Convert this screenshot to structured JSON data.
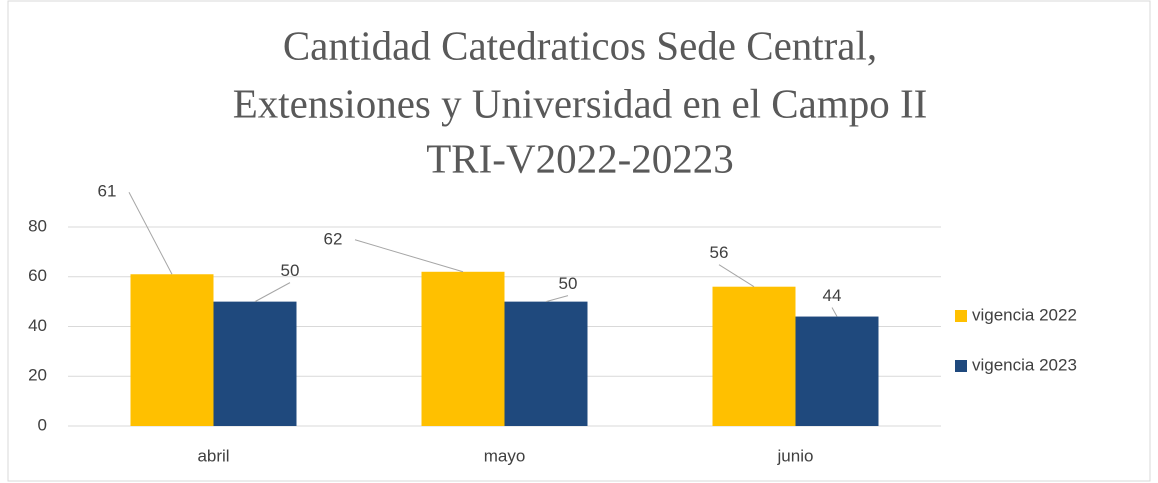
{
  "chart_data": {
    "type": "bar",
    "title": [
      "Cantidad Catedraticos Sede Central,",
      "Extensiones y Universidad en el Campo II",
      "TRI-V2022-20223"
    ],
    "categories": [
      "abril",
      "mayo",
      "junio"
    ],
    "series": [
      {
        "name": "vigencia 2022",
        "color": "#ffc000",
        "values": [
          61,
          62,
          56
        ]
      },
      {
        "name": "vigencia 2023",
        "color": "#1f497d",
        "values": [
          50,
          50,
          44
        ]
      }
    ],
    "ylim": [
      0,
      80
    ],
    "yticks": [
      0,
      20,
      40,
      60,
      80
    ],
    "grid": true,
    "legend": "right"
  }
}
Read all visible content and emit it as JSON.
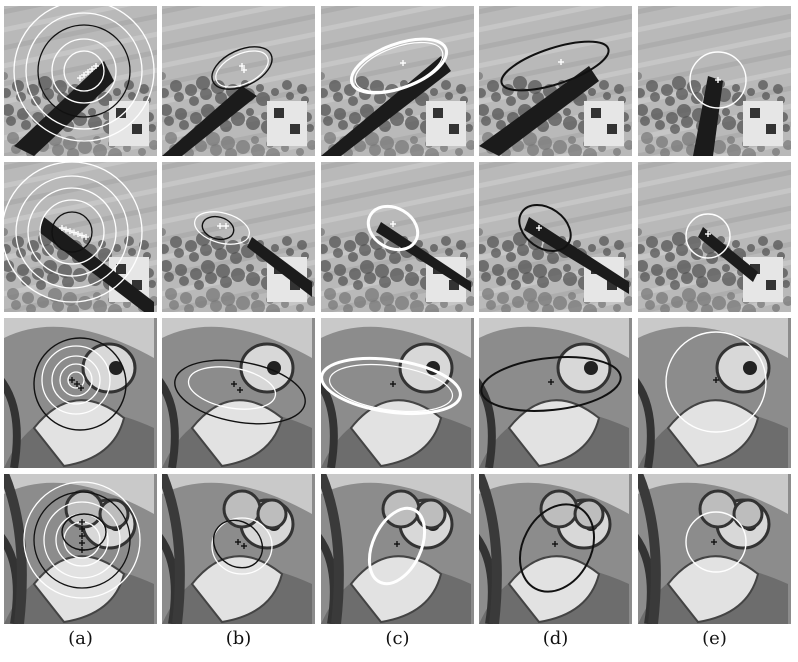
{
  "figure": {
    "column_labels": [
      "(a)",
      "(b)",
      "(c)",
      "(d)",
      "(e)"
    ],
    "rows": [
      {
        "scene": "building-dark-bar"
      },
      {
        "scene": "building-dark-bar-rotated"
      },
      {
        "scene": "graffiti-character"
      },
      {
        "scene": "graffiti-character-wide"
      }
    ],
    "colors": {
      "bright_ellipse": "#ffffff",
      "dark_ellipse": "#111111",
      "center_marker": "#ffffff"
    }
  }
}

• • • •

_Exercise prompt_
Omit pictures; set down the rest of the material word for word.

_Completed task_
Convert this screenshot to structured JSON data.
{
  "chart_data": {
    "type": "bar",
    "title": [
      "Cantidad Catedraticos Sede Central,",
      "Extensiones y Universidad en el Campo II",
      "TRI-V2022-20223"
    ],
    "categories": [
      "abril",
      "mayo",
      "junio"
    ],
    "series": [
      {
        "name": "vigencia 2022",
        "color": "#ffc000",
        "values": [
          61,
          62,
          56
        ]
      },
      {
        "name": "vigencia 2023",
        "color": "#1f497d",
        "values": [
          50,
          50,
          44
        ]
      }
    ],
    "ylim": [
      0,
      80
    ],
    "yticks": [
      0,
      20,
      40,
      60,
      80
    ],
    "grid": true,
    "legend": "right"
  }
}
Read all visible content and emit it as JSON.
{
  "figure": {
    "column_labels": [
      "(a)",
      "(b)",
      "(c)",
      "(d)",
      "(e)"
    ],
    "rows": [
      {
        "scene": "building-dark-bar"
      },
      {
        "scene": "building-dark-bar-rotated"
      },
      {
        "scene": "graffiti-character"
      },
      {
        "scene": "graffiti-character-wide"
      }
    ],
    "colors": {
      "bright_ellipse": "#ffffff",
      "dark_ellipse": "#111111",
      "center_marker": "#ffffff"
    }
  }
}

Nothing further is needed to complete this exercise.